Which lines in the records below contain the string "image"? Return each of them in full.
### DATASET EXTRACT
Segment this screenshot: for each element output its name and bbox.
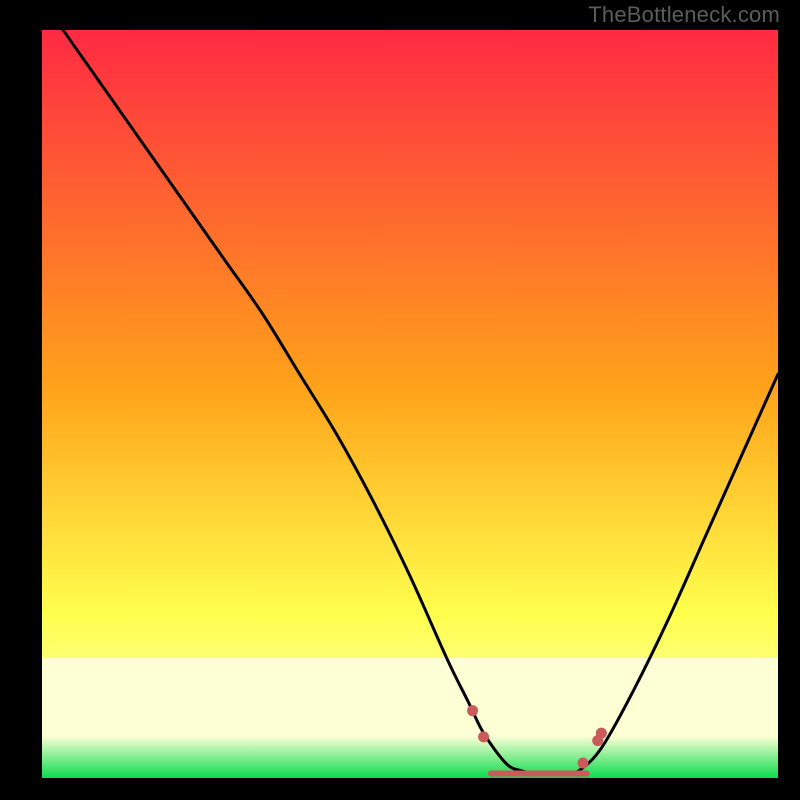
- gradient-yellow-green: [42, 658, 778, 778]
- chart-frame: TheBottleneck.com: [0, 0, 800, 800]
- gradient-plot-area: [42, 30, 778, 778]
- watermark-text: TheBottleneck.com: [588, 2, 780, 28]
######
### DATASET EXTRACT
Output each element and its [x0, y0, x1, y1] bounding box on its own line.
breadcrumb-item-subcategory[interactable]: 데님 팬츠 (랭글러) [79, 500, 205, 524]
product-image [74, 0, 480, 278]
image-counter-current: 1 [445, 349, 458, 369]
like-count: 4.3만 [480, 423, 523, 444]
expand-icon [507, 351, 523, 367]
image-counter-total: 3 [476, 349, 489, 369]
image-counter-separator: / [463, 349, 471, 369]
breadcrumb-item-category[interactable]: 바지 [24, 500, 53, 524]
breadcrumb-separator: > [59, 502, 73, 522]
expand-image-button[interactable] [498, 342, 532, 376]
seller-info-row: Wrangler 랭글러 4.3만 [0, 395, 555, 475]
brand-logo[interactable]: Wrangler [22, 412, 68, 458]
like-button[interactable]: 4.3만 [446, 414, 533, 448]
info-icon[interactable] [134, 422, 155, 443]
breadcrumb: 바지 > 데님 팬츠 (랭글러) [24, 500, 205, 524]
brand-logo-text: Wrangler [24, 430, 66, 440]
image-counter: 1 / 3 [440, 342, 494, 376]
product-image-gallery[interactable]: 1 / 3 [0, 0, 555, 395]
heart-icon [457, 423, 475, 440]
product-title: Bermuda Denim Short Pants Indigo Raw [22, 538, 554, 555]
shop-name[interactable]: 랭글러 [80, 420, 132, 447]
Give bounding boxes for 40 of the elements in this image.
######
ANSWER TO THIS PROBLEM:
product-image [74, 0, 480, 278]
image-counter-current: 1 [445, 349, 458, 369]
image-counter-total: 3 [476, 349, 489, 369]
image-counter-separator: / [463, 349, 471, 369]
expand-image-button[interactable] [498, 342, 532, 376]
image-counter: 1 / 3 [440, 342, 494, 376]
product-image-gallery[interactable]: 1 / 3 [0, 0, 555, 395]
Give bounding boxes for 40 of the elements in this image.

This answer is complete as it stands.